SET EXERCISE>
Print the listing in its entirety and exactly, leaving out images.

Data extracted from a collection
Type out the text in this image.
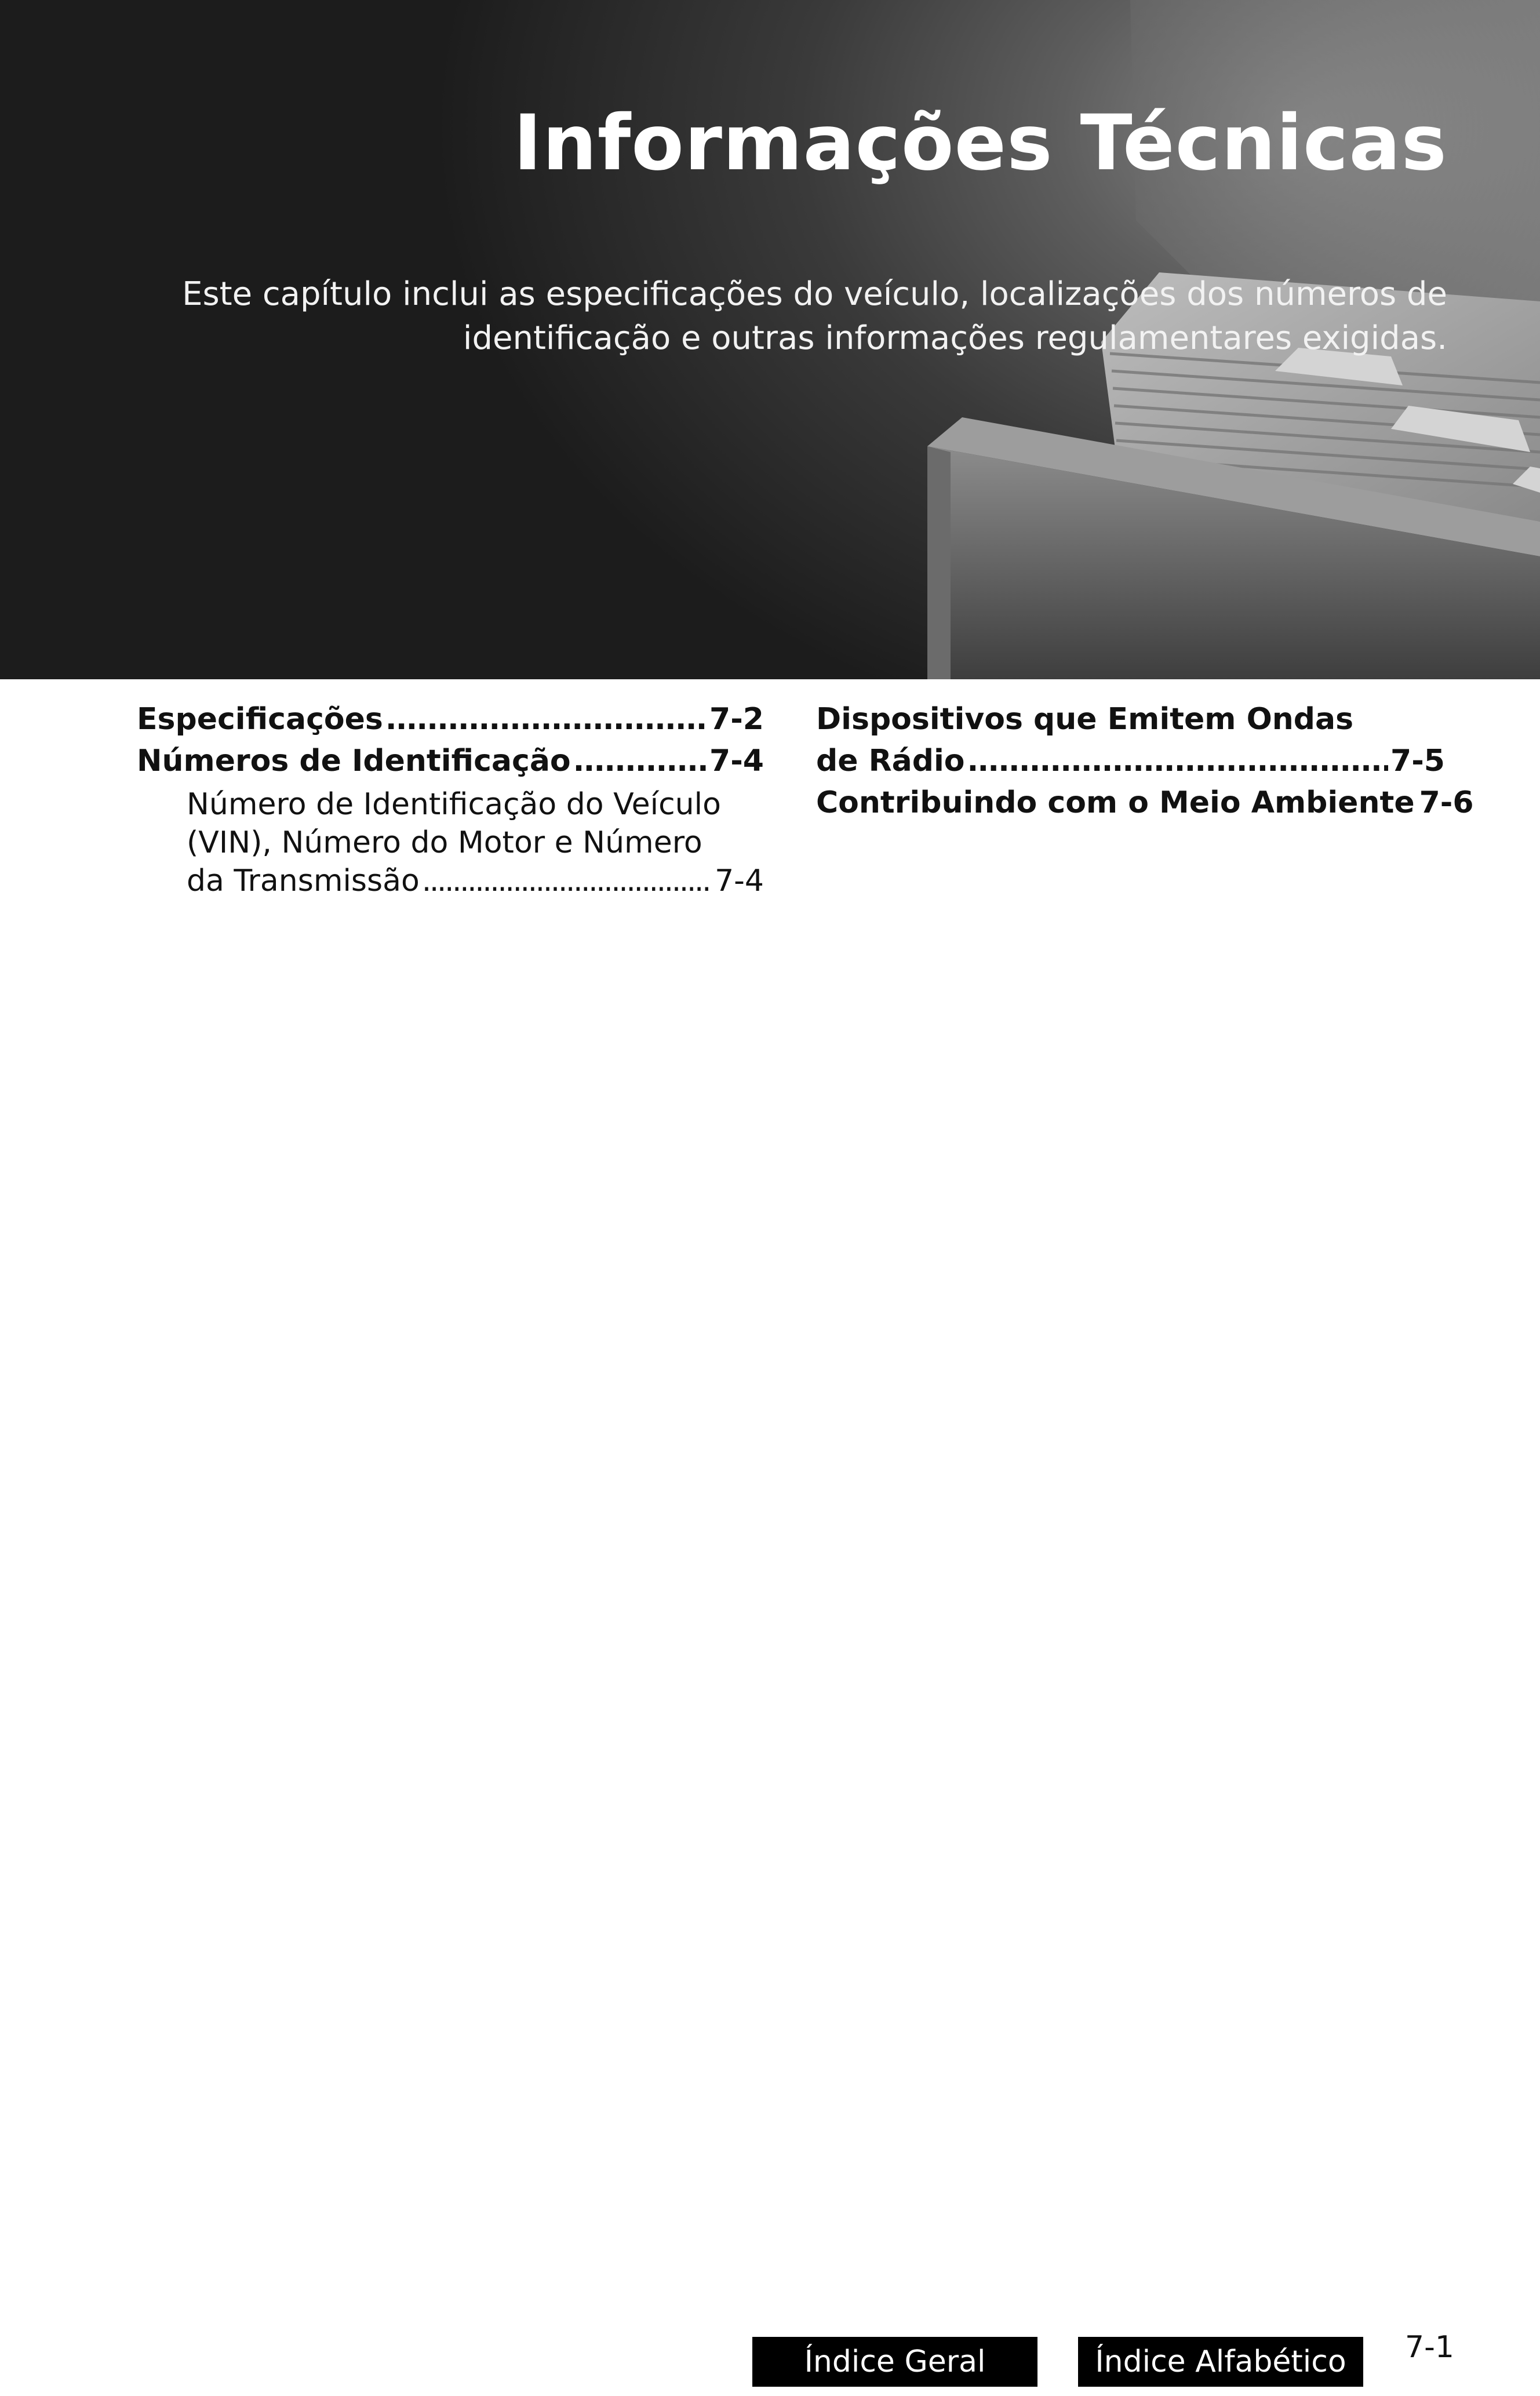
Informações Técnicas

Este capítulo inclui as especificações do veículo, localizações dos números de identificação e outras informações regulamentares exigidas.

Especificações . . .	7-2
Números de Identificação . . .	7-4
Número de Identificação do Veículo
(VIN), Número do Motor e Número
da Transmissão . . .	7-4
Dispositivos que Emitem Ondas
de Rádio . . .	7-5
Contribuindo com o Meio Ambiente 7-6
Índice Geral	Índice Alfabético	7-1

SOLUTION FOR THIS EXERCISE>
Type out the text in this image.
Informações Técnicas

Este capítulo inclui as especificações do veículo, localizações dos números de identificação e outras informações regulamentares exigidas.

Especificações . . .	7-2
Números de Identificação . . .	7-4
Número de Identificação do Veículo
(VIN), Número do Motor e Número
da Transmissão . . .	7-4
Dispositivos que Emitem Ondas
de Rádio . . .	7-5
Contribuindo com o Meio Ambiente 7-6
Índice Geral	Índice Alfabético	7-1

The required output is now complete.